### Exercise
Would you copy out the whole listing exactly as given?

----- Working data -----

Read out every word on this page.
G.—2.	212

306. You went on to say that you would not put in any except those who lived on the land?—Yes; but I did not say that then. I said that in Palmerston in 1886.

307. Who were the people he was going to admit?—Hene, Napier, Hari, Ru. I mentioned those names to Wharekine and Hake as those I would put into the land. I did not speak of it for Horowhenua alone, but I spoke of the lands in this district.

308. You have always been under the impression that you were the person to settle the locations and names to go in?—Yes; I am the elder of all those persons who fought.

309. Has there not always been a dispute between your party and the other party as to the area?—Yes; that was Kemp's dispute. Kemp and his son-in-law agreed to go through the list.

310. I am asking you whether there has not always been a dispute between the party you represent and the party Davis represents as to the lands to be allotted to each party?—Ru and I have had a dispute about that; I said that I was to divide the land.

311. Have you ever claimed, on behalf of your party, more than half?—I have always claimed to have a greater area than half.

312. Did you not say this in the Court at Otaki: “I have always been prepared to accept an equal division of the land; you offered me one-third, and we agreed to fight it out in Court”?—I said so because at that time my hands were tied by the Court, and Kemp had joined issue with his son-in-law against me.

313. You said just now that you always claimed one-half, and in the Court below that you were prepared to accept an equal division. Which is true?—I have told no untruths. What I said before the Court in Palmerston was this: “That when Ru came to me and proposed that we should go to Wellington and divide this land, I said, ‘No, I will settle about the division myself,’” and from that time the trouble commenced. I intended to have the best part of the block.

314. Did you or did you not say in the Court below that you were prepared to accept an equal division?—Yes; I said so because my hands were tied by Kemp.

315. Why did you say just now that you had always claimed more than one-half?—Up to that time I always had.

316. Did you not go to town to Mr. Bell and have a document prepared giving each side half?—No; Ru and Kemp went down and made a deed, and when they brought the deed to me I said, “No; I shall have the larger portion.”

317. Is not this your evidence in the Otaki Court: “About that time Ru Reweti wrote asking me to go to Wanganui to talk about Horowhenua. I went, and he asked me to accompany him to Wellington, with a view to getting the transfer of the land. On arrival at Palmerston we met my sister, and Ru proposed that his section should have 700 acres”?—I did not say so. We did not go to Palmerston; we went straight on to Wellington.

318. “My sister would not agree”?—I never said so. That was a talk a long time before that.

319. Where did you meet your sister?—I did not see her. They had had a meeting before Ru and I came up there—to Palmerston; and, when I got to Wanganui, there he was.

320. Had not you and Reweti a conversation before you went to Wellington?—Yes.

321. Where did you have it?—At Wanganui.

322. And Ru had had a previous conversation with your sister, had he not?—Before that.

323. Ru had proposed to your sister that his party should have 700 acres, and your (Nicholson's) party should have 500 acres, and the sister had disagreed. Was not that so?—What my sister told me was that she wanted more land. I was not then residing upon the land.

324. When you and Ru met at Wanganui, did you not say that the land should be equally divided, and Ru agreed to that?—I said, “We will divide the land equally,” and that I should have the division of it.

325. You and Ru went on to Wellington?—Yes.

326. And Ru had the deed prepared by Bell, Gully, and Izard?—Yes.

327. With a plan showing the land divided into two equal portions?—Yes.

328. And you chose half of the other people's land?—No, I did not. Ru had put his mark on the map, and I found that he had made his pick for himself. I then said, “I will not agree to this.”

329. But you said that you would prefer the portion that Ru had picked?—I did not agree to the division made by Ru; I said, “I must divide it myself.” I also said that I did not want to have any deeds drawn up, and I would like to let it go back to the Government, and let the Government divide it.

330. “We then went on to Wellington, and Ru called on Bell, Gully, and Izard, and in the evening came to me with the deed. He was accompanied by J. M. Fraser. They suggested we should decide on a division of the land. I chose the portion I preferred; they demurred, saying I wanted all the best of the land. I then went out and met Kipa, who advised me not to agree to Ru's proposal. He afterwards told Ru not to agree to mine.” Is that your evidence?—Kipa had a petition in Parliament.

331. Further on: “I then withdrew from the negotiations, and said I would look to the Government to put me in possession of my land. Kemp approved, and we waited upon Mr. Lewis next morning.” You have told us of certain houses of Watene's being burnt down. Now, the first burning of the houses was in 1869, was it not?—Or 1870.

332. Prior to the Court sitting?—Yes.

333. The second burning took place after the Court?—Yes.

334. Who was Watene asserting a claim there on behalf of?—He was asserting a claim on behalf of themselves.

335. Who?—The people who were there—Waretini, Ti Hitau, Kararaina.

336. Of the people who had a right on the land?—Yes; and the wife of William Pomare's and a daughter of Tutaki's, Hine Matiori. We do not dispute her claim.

-----

### Completed exercise
Read out every word on this page.
G.—2.	212

306. You went on to say that you would not put in any except those who lived on the land?—Yes; but I did not say that then. I said that in Palmerston in 1886.

307. Who were the people he was going to admit?—Hene, Napier, Hari, Ru. I mentioned those names to Wharekine and Hake as those I would put into the land. I did not speak of it for Horowhenua alone, but I spoke of the lands in this district.

308. You have always been under the impression that you were the person to settle the locations and names to go in?—Yes; I am the elder of all those persons who fought.

309. Has there not always been a dispute between your party and the other party as to the area?—Yes; that was Kemp's dispute. Kemp and his son-in-law agreed to go through the list.

310. I am asking you whether there has not always been a dispute between the party you represent and the party Davis represents as to the lands to be allotted to each party?—Ru and I have had a dispute about that; I said that I was to divide the land.

311. Have you ever claimed, on behalf of your party, more than half?—I have always claimed to have a greater area than half.

312. Did you not say this in the Court at Otaki: “I have always been prepared to accept an equal division of the land; you offered me one-third, and we agreed to fight it out in Court”?—I said so because at that time my hands were tied by the Court, and Kemp had joined issue with his son-in-law against me.

313. You said just now that you always claimed one-half, and in the Court below that you were prepared to accept an equal division. Which is true?—I have told no untruths. What I said before the Court in Palmerston was this: “That when Ru came to me and proposed that we should go to Wellington and divide this land, I said, ‘No, I will settle about the division myself,’” and from that time the trouble commenced. I intended to have the best part of the block.

314. Did you or did you not say in the Court below that you were prepared to accept an equal division?—Yes; I said so because my hands were tied by Kemp.

315. Why did you say just now that you had always claimed more than one-half?—Up to that time I always had.

316. Did you not go to town to Mr. Bell and have a document prepared giving each side half?—No; Ru and Kemp went down and made a deed, and when they brought the deed to me I said, “No; I shall have the larger portion.”

317. Is not this your evidence in the Otaki Court: “About that time Ru Reweti wrote asking me to go to Wanganui to talk about Horowhenua. I went, and he asked me to accompany him to Wellington, with a view to getting the transfer of the land. On arrival at Palmerston we met my sister, and Ru proposed that his section should have 700 acres”?—I did not say so. We did not go to Palmerston; we went straight on to Wellington.

318. “My sister would not agree”?—I never said so. That was a talk a long time before that.

319. Where did you meet your sister?—I did not see her. They had had a meeting before Ru and I came up there—to Palmerston; and, when I got to Wanganui, there he was.

320. Had not you and Reweti a conversation before you went to Wellington?—Yes.

321. Where did you have it?—At Wanganui.

322. And Ru had had a previous conversation with your sister, had he not?—Before that.

323. Ru had proposed to your sister that his party should have 700 acres, and your (Nicholson's) party should have 500 acres, and the sister had disagreed. Was not that so?—What my sister told me was that she wanted more land. I was not then residing upon the land.

324. When you and Ru met at Wanganui, did you not say that the land should be equally divided, and Ru agreed to that?—I said, “We will divide the land equally,” and that I should have the division of it.

325. You and Ru went on to Wellington?—Yes.

326. And Ru had the deed prepared by Bell, Gully, and Izard?—Yes.

327. With a plan showing the land divided into two equal portions?—Yes.

328. And you chose half of the other people's land?—No, I did not. Ru had put his mark on the map, and I found that he had made his pick for himself. I then said, “I will not agree to this.”

329. But you said that you would prefer the portion that Ru had picked?—I did not agree to the division made by Ru; I said, “I must divide it myself.” I also said that I did not want to have any deeds drawn up, and I would like to let it go back to the Government, and let the Government divide it.

330. “We then went on to Wellington, and Ru called on Bell, Gully, and Izard, and in the evening came to me with the deed. He was accompanied by J. M. Fraser. They suggested we should decide on a division of the land. I chose the portion I preferred; they demurred, saying I wanted all the best of the land. I then went out and met Kipa, who advised me not to agree to Ru's proposal. He afterwards told Ru not to agree to mine.” Is that your evidence?—Kipa had a petition in Parliament.

331. Further on: “I then withdrew from the negotiations, and said I would look to the Government to put me in possession of my land. Kemp approved, and we waited upon Mr. Lewis next morning.” You have told us of certain houses of Watene's being burnt down. Now, the first burning of the houses was in 1869, was it not?—Or 1870.

332. Prior to the Court sitting?—Yes.

333. The second burning took place after the Court?—Yes.

334. Who was Watene asserting a claim there on behalf of?—He was asserting a claim on behalf of themselves.

335. Who?—The people who were there—Waretini, Ti Hitau, Kararaina.

336. Of the people who had a right on the land?—Yes; and the wife of William Pomare's and a daughter of Tutaki's, Hine Matiori. We do not dispute her claim.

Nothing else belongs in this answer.